List each line holding the string "複数回答可".

---------- Given data ----------

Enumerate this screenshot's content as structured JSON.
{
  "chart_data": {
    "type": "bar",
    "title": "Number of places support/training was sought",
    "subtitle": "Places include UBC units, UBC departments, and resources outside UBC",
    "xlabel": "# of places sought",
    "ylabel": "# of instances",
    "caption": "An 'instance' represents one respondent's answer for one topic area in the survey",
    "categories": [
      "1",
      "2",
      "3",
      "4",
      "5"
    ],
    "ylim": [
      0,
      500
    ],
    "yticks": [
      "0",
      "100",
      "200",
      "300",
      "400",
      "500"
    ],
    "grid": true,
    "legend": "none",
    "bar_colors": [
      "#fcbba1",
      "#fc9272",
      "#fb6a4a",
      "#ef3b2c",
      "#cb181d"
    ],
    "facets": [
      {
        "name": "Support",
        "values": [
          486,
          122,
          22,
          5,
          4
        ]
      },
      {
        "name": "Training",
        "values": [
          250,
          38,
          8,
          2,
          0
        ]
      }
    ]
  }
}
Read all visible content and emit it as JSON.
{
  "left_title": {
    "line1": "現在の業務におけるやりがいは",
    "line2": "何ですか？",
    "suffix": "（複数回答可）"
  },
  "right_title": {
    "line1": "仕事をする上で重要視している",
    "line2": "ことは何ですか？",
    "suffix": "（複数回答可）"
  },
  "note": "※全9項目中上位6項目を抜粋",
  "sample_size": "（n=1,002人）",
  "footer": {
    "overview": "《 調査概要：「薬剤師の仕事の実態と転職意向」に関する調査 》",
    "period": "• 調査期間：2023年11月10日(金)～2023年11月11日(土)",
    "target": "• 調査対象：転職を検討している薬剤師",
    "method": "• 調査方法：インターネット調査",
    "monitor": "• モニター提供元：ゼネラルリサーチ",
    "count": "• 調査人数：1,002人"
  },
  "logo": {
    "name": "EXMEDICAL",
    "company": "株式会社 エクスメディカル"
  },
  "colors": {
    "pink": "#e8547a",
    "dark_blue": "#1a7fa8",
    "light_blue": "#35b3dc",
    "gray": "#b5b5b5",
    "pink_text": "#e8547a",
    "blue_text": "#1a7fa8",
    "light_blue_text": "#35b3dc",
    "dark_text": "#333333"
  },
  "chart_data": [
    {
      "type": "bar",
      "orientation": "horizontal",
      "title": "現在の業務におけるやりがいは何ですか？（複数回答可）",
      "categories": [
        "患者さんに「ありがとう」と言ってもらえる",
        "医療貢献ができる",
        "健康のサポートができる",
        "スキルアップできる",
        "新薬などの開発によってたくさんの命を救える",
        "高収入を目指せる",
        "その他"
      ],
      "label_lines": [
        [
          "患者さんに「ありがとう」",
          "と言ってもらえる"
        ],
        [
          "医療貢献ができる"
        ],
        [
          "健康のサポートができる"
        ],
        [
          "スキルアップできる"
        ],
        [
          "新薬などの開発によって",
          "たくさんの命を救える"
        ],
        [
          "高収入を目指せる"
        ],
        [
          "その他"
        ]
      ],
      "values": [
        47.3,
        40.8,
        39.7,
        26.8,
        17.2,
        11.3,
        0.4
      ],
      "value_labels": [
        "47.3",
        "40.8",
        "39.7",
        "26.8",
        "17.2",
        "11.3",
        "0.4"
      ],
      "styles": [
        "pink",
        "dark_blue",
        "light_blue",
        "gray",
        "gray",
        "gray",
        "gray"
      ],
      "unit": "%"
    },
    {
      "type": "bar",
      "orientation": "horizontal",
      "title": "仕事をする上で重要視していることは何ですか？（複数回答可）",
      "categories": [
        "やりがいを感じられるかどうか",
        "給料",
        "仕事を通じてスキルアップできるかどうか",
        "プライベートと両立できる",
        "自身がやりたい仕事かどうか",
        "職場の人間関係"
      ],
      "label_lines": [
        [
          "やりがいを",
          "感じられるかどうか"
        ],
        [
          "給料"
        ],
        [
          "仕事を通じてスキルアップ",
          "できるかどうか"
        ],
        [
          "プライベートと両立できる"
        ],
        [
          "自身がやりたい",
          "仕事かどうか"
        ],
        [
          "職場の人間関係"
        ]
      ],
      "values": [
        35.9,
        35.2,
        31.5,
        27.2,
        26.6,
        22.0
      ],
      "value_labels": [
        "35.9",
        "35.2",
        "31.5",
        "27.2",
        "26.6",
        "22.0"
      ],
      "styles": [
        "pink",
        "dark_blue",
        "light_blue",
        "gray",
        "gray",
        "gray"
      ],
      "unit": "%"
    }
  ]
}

----------
---------- Given data ----------

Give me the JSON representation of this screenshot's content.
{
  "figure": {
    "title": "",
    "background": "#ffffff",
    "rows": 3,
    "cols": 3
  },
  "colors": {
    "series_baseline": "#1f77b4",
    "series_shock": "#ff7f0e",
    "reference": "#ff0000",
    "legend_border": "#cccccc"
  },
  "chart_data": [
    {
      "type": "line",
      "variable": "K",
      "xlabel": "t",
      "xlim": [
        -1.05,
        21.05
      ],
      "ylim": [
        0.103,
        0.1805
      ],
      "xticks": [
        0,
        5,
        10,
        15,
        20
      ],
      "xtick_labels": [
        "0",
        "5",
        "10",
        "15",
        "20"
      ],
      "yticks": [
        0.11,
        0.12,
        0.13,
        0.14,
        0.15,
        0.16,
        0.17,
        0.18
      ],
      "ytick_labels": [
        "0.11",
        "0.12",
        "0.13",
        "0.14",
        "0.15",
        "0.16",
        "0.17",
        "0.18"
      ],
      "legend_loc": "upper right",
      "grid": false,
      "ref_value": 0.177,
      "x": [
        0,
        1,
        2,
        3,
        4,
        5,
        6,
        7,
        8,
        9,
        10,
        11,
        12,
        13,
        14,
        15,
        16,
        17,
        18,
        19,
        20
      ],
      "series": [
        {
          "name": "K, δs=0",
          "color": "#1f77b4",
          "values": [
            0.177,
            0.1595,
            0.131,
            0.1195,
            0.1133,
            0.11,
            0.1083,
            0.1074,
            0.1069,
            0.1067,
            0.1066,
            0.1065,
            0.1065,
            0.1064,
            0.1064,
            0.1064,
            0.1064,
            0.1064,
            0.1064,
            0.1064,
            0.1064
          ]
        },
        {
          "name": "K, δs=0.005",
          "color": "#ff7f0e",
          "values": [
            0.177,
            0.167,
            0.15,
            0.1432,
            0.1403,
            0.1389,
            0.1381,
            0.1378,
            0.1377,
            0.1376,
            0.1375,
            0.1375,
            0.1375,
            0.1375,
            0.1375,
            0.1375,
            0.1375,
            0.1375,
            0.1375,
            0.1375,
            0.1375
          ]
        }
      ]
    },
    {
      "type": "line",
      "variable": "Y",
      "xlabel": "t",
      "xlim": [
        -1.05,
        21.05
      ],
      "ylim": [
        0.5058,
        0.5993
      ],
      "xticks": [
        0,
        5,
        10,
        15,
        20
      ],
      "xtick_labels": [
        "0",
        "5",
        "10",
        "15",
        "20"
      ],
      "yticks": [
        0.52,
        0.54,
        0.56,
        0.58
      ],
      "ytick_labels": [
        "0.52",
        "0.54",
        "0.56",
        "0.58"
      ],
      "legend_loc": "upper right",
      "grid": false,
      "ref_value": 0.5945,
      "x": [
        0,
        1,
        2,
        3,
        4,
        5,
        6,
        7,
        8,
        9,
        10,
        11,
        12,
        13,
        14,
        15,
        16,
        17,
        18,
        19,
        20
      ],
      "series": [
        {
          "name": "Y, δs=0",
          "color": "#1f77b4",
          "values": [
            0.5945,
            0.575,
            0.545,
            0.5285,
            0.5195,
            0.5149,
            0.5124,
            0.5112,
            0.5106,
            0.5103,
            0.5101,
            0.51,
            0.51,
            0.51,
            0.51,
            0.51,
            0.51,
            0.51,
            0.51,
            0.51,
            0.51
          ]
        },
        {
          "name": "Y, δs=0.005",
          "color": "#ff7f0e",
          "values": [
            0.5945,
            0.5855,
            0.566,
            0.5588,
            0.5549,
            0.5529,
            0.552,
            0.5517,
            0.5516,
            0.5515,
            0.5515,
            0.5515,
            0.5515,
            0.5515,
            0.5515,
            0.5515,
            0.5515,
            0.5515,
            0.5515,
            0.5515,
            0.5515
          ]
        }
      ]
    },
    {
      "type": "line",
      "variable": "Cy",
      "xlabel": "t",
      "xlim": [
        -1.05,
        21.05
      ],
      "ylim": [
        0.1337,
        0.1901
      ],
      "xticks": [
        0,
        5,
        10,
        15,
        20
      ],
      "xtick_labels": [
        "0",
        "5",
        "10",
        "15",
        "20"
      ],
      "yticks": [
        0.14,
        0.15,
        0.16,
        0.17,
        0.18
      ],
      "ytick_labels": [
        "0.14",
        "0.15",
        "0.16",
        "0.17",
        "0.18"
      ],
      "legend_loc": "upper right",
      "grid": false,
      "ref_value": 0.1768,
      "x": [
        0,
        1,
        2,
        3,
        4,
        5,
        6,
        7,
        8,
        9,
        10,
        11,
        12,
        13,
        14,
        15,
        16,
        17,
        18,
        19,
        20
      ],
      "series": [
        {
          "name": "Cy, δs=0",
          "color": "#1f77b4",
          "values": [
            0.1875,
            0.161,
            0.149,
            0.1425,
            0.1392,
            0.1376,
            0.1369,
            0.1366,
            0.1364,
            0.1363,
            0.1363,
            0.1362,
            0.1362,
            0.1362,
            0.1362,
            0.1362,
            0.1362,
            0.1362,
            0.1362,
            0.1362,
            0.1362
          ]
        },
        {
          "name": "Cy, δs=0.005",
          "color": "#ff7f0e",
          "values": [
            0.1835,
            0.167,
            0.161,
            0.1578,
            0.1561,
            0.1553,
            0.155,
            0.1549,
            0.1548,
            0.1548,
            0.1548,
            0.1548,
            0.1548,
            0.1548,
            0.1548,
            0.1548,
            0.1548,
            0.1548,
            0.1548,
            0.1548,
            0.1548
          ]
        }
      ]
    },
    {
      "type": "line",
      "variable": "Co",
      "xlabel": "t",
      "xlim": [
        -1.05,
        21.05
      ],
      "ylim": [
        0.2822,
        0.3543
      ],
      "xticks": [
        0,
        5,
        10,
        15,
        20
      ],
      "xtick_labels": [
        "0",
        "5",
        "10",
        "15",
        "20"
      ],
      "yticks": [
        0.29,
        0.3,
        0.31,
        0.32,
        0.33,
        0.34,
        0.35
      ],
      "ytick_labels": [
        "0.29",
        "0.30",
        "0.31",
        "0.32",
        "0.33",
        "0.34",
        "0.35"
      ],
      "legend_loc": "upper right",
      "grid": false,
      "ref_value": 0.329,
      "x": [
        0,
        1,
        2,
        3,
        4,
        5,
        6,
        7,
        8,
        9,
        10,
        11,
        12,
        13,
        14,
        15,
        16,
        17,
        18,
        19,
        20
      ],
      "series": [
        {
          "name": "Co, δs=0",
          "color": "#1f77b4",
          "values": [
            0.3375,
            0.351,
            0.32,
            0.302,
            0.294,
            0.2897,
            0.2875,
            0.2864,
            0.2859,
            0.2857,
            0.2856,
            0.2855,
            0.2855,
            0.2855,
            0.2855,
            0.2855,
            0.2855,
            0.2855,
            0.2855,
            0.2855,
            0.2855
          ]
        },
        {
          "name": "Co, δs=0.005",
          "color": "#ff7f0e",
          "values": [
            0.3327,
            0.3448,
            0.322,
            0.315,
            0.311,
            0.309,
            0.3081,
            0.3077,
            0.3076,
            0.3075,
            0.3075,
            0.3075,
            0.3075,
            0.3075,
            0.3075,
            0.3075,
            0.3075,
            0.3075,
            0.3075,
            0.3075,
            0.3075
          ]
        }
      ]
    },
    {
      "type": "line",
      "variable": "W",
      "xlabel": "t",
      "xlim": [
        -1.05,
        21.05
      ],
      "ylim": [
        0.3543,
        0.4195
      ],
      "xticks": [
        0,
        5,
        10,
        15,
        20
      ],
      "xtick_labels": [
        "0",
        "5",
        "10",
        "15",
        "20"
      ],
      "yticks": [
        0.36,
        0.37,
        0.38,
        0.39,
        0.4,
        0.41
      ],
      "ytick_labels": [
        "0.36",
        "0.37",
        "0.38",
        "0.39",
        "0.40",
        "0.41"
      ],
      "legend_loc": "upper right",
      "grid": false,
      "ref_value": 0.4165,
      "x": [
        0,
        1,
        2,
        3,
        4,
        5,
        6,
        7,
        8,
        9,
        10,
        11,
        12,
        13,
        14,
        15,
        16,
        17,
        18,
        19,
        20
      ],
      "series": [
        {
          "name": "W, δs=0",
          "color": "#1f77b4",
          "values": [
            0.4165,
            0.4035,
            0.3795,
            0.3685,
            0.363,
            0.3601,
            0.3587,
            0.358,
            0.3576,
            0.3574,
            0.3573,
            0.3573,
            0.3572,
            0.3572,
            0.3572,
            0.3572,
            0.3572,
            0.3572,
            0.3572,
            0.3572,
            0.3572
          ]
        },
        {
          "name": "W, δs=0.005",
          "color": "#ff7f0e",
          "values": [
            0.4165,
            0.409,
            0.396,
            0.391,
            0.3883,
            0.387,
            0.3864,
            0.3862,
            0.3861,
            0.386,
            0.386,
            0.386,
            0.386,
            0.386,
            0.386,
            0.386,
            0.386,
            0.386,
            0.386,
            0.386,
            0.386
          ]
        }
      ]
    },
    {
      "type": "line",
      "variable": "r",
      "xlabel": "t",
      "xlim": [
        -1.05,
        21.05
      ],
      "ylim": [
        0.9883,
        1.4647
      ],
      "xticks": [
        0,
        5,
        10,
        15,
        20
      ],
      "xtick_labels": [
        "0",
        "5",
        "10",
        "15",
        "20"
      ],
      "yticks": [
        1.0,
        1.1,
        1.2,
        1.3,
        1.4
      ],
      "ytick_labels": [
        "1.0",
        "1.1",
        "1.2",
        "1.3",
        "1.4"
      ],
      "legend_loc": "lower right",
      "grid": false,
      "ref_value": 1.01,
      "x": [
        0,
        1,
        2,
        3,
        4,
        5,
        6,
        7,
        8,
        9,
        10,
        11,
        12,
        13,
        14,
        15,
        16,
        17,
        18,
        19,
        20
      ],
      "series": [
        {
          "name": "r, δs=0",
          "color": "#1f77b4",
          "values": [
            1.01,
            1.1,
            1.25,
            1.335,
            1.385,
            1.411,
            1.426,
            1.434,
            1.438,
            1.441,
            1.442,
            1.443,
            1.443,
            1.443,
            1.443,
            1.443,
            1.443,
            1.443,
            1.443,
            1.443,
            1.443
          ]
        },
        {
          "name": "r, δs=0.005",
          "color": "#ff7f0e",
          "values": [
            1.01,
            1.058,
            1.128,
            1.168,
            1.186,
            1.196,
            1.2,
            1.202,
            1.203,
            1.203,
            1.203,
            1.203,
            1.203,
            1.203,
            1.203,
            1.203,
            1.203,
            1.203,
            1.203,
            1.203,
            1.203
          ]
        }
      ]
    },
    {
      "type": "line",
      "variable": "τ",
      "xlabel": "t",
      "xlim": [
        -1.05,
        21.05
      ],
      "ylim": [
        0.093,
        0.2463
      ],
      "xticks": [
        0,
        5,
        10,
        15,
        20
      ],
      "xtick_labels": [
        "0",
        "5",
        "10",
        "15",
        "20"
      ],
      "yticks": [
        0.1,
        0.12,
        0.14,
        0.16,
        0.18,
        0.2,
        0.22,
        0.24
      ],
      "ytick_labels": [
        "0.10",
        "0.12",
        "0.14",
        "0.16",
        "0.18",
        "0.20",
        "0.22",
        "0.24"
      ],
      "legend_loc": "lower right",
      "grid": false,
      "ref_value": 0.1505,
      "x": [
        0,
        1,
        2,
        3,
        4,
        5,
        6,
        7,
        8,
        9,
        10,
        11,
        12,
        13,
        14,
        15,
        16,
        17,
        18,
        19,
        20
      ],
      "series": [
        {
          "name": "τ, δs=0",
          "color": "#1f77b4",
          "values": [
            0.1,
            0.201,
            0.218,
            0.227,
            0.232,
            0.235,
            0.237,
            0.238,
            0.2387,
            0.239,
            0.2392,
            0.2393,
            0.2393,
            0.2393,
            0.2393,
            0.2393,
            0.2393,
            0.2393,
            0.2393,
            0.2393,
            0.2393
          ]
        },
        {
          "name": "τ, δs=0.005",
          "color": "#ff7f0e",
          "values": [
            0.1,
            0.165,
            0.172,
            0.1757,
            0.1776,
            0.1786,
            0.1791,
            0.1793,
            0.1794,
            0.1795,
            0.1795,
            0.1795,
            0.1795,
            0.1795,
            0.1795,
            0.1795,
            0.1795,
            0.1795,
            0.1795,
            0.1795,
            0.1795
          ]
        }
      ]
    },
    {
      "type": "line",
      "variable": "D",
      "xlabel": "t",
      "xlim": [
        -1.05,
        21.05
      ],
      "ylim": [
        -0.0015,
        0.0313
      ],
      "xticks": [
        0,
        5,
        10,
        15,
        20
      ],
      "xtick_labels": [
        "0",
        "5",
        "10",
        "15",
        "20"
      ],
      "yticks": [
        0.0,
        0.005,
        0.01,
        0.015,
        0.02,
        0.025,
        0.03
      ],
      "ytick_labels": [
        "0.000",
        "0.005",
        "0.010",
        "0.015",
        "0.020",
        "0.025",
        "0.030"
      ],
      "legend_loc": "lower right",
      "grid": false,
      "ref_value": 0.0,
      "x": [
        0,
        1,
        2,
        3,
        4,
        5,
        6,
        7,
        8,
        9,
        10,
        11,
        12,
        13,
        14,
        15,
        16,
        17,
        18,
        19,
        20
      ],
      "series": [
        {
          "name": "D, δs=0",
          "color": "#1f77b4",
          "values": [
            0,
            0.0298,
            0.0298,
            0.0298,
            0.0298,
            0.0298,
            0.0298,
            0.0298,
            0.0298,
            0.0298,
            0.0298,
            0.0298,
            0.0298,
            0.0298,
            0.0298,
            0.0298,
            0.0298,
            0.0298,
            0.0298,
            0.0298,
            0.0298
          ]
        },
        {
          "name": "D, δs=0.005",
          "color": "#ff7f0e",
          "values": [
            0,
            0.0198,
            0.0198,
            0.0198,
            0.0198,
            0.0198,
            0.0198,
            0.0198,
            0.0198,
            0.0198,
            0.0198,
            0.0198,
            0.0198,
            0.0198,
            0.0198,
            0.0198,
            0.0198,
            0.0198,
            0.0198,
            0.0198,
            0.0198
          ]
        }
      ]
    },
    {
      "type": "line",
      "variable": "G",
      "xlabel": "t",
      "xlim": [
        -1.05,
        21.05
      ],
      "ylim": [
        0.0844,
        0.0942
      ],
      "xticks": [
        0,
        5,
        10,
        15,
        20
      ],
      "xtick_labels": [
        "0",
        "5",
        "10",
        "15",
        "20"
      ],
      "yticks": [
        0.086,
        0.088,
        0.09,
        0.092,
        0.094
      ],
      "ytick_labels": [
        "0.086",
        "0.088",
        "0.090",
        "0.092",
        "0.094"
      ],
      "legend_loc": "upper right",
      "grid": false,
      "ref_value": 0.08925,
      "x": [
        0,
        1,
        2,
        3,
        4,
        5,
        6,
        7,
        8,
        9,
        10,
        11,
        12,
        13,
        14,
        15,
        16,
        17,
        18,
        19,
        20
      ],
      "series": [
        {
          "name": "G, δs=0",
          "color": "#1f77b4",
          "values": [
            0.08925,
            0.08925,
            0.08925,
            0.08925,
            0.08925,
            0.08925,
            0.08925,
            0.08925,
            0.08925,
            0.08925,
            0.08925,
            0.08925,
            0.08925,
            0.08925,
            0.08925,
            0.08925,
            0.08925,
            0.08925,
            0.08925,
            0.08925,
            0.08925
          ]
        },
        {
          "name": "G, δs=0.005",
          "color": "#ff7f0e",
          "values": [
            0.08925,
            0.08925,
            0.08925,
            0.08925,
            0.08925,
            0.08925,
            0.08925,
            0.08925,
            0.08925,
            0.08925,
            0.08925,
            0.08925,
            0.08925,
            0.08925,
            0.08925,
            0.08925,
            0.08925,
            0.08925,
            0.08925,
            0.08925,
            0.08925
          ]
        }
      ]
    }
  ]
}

----------
---------- Given data ----------

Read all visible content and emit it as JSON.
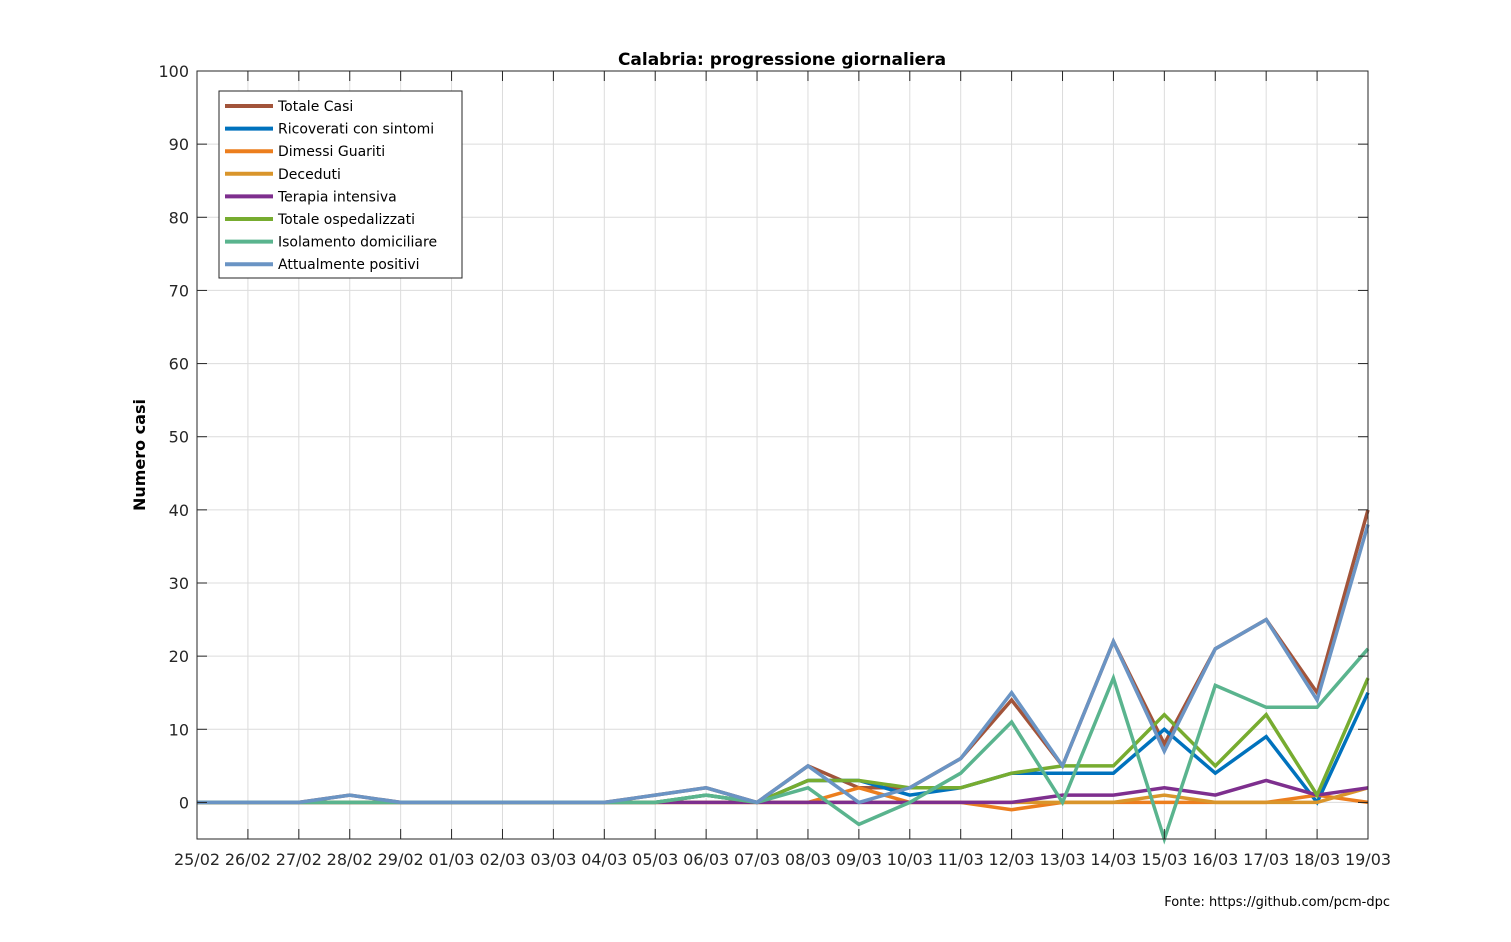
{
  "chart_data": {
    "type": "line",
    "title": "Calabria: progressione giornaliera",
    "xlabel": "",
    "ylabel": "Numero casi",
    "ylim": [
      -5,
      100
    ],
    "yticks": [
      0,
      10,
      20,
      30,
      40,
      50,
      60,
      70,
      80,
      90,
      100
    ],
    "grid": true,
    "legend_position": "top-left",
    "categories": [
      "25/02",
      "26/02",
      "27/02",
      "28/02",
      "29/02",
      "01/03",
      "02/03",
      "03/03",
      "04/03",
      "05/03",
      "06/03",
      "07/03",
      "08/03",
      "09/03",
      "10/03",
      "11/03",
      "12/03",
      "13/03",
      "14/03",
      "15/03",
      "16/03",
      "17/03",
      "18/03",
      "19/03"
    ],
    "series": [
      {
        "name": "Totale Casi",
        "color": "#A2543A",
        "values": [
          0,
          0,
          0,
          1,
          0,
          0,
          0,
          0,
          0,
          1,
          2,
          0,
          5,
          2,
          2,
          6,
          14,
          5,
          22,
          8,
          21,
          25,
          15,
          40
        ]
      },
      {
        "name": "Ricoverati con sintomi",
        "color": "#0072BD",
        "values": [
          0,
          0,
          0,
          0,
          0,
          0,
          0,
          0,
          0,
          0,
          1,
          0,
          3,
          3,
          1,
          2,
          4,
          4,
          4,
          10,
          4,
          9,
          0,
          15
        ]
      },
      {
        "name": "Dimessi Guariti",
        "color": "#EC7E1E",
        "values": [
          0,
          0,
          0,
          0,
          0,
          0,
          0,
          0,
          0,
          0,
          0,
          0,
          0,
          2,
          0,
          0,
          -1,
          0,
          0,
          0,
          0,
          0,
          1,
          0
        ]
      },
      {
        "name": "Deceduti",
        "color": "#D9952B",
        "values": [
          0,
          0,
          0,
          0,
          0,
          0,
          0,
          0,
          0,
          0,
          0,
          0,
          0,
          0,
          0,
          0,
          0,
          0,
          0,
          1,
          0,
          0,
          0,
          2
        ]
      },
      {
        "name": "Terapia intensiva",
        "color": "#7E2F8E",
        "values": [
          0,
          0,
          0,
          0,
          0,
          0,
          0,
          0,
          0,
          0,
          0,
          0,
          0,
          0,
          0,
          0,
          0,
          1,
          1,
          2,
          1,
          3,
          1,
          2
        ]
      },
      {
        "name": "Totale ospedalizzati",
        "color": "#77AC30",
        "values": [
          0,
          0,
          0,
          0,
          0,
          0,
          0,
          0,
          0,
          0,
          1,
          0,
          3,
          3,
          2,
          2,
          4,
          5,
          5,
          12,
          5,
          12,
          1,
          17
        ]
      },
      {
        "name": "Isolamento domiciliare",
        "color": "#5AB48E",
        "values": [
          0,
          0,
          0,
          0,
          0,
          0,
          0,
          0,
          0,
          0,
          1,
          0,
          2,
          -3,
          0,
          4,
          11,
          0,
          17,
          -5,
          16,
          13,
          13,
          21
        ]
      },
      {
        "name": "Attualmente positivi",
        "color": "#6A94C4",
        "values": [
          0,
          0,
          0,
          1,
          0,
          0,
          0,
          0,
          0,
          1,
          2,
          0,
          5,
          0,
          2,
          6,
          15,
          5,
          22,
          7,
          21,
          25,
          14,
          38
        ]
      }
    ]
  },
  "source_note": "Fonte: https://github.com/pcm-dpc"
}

----------

## Full response:
    "suffix": "（複数回答可）"
    "suffix": "（複数回答可）"
      "title": "現在の業務におけるやりがいは何ですか？（複数回答可）",
      "title": "仕事をする上で重要視していることは何ですか？（複数回答可）",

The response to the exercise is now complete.